> [Set problem]
Return the count of lines that mention "Management", with no other words.

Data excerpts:
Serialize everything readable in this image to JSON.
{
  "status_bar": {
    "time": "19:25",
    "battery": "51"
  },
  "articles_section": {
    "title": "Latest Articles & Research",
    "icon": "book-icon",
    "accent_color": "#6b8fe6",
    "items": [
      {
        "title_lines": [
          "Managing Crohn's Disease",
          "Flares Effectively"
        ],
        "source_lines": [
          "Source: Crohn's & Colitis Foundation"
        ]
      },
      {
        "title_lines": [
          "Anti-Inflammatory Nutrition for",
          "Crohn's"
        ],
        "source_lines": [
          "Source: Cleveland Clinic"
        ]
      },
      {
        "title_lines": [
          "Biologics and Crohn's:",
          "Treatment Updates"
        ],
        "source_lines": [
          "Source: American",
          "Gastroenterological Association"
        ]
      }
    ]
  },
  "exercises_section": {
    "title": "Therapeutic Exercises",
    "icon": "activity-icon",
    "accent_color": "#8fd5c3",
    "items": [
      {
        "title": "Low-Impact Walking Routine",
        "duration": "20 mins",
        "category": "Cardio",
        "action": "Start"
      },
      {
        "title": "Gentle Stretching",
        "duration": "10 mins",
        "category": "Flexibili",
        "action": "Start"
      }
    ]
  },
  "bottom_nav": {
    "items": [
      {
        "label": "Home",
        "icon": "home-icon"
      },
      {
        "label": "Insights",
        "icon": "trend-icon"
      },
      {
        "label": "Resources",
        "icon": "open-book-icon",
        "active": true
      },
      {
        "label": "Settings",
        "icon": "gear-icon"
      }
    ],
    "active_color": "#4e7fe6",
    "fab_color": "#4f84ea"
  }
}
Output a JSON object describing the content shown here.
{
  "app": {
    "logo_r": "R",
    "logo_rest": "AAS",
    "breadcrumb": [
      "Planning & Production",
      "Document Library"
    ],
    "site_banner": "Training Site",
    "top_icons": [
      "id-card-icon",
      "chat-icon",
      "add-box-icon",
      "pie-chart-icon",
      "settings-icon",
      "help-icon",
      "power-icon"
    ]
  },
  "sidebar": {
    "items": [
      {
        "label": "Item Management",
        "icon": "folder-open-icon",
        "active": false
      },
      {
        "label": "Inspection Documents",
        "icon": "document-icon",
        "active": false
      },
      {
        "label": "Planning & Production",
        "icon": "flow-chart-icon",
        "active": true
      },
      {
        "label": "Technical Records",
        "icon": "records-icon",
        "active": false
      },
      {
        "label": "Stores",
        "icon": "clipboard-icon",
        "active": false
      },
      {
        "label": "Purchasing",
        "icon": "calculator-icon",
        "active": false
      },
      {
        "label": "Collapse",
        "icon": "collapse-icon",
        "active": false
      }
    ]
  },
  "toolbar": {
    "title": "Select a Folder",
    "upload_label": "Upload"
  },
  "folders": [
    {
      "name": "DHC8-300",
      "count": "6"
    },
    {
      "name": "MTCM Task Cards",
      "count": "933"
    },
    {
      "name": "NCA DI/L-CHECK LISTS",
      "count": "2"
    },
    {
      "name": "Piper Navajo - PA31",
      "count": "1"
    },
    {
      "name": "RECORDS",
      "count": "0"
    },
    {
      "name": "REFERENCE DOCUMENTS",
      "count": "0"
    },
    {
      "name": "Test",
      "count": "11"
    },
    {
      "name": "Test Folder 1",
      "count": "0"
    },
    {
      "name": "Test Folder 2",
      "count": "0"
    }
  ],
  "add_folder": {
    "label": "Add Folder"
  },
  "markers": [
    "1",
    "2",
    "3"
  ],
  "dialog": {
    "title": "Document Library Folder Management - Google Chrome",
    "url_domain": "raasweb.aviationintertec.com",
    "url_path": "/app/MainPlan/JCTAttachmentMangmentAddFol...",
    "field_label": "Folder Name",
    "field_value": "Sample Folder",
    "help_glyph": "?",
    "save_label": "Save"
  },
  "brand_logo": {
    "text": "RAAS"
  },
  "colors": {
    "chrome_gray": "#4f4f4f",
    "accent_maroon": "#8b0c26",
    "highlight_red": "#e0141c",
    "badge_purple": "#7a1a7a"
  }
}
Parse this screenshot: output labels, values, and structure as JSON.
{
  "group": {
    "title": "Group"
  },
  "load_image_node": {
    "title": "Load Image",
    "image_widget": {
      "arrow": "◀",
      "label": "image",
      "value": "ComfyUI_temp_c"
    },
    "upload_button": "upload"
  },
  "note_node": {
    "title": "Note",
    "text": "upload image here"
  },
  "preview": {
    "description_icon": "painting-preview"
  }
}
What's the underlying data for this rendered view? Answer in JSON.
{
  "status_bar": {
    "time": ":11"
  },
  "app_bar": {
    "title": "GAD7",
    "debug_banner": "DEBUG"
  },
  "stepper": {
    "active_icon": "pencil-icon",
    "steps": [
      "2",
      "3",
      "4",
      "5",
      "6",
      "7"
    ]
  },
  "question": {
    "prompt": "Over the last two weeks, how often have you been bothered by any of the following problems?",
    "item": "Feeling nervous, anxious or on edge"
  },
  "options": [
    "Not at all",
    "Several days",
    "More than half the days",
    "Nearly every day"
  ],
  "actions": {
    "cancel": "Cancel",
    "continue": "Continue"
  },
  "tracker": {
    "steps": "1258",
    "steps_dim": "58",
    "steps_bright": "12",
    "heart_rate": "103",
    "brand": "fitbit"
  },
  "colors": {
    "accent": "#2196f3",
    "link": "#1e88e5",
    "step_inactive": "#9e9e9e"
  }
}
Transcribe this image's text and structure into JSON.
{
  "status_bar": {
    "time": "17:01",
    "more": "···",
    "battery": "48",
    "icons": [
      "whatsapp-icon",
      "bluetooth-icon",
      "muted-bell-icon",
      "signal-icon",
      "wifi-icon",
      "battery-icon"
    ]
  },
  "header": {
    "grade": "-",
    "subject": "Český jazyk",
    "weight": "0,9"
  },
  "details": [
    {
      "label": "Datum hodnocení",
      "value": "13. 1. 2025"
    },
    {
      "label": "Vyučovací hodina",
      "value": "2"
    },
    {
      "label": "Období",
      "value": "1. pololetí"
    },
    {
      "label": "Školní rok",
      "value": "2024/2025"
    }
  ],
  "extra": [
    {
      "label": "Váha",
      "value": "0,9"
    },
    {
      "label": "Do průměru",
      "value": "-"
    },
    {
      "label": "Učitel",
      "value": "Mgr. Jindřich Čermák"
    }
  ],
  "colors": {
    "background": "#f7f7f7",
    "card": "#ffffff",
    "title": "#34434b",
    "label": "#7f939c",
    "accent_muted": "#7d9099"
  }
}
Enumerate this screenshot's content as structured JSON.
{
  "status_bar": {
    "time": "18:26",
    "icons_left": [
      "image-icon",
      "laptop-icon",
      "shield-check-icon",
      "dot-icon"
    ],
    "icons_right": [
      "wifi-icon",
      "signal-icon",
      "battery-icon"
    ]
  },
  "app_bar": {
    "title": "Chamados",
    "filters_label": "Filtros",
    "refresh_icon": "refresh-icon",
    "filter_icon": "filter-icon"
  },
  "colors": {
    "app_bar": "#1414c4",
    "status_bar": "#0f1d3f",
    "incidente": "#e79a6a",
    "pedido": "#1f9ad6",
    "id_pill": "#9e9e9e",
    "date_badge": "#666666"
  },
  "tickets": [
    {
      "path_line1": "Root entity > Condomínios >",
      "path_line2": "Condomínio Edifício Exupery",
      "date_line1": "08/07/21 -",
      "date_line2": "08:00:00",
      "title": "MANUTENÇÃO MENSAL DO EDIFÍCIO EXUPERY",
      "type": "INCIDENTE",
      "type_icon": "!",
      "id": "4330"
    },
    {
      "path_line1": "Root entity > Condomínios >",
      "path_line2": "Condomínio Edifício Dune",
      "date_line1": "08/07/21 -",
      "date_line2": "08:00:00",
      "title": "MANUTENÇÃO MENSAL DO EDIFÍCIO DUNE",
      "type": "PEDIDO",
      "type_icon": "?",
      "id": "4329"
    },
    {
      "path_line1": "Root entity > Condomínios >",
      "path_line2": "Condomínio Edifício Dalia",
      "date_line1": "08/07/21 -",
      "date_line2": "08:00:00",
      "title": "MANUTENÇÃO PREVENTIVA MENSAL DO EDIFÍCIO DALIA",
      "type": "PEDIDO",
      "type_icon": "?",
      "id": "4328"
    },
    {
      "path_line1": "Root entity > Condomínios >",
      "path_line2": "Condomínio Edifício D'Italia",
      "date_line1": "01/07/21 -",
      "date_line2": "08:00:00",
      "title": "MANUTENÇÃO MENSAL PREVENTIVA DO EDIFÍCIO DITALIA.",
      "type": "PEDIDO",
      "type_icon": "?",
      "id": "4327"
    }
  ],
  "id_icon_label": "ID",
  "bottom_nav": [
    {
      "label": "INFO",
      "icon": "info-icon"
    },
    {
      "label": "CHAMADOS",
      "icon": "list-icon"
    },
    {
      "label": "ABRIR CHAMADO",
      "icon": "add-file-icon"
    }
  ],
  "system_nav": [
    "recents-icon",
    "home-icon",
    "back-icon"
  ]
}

> [Exercise solution]
2